■ **DIRECTION**
Please list all lines of the material below in which the string "breakpoint" occurs.
═════ DATASET EXCERPTS ═════
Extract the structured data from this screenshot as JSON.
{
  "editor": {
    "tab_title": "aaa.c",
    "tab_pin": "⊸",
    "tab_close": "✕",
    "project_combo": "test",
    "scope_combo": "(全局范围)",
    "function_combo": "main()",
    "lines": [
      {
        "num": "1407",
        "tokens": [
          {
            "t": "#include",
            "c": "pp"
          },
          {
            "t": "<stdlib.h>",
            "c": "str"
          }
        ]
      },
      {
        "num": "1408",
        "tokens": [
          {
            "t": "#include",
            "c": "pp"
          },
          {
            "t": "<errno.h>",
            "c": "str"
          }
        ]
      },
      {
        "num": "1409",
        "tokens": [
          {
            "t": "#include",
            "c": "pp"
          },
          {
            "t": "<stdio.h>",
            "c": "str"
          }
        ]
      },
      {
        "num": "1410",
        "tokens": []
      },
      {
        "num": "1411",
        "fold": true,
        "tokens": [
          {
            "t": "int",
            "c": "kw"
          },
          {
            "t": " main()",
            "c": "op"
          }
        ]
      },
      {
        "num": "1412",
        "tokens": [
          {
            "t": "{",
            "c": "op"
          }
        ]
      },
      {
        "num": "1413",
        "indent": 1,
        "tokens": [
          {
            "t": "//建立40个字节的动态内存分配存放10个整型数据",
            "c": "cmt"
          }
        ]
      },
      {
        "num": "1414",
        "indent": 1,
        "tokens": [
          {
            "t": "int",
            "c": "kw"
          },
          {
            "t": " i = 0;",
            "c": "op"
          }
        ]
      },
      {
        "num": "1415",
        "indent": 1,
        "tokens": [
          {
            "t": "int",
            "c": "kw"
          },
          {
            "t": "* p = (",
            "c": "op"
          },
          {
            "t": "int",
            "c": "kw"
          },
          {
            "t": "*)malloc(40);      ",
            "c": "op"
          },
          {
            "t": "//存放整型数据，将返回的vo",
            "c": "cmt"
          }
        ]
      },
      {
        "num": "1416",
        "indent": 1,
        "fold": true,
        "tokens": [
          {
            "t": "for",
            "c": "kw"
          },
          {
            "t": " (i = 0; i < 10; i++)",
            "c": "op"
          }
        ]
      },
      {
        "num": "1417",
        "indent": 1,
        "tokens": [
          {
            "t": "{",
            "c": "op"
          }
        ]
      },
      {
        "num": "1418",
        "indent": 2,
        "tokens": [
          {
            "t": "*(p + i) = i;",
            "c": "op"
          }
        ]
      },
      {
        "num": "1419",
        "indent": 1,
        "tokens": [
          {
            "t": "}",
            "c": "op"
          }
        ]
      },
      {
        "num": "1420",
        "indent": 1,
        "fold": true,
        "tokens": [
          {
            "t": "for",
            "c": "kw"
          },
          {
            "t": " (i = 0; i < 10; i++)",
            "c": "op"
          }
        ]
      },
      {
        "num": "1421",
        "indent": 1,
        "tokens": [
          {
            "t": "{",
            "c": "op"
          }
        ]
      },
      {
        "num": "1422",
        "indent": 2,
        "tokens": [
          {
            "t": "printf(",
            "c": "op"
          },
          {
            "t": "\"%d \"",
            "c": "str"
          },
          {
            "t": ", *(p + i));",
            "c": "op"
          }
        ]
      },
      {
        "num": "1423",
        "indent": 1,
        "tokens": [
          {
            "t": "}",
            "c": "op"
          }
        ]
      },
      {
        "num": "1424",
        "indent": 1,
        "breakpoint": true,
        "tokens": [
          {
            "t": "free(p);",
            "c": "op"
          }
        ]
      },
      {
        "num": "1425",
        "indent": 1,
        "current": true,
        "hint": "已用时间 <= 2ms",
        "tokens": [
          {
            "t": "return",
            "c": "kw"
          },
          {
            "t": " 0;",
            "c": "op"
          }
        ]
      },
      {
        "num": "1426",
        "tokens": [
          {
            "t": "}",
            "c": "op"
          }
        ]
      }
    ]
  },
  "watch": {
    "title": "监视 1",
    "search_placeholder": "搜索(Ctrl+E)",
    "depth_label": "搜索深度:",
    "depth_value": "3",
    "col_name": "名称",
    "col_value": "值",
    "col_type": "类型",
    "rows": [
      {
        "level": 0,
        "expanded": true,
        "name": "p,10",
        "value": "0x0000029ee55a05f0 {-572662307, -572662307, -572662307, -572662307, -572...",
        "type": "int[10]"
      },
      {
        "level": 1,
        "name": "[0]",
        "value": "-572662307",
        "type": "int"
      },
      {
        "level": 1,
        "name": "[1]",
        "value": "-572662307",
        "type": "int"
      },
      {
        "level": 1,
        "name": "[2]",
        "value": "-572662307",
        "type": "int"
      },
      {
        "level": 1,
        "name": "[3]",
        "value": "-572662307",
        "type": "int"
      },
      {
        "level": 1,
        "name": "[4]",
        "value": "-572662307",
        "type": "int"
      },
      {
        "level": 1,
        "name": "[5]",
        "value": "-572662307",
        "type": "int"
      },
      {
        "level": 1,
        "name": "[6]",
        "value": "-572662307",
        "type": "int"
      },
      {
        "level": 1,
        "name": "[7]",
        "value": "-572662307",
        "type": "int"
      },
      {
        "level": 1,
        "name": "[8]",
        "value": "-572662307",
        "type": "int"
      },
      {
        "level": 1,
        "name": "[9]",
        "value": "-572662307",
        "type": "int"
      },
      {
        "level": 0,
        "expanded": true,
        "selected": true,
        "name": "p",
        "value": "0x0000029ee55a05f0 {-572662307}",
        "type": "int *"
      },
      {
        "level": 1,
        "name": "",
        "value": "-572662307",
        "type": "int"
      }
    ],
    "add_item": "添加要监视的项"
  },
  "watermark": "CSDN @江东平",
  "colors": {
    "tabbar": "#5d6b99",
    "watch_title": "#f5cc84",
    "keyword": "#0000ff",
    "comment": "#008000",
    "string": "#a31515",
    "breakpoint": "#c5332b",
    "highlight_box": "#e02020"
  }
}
═════
■ **ANSWER TO THE EXERCISE**
        "breakpoint": true,
    "breakpoint": "#c5332b",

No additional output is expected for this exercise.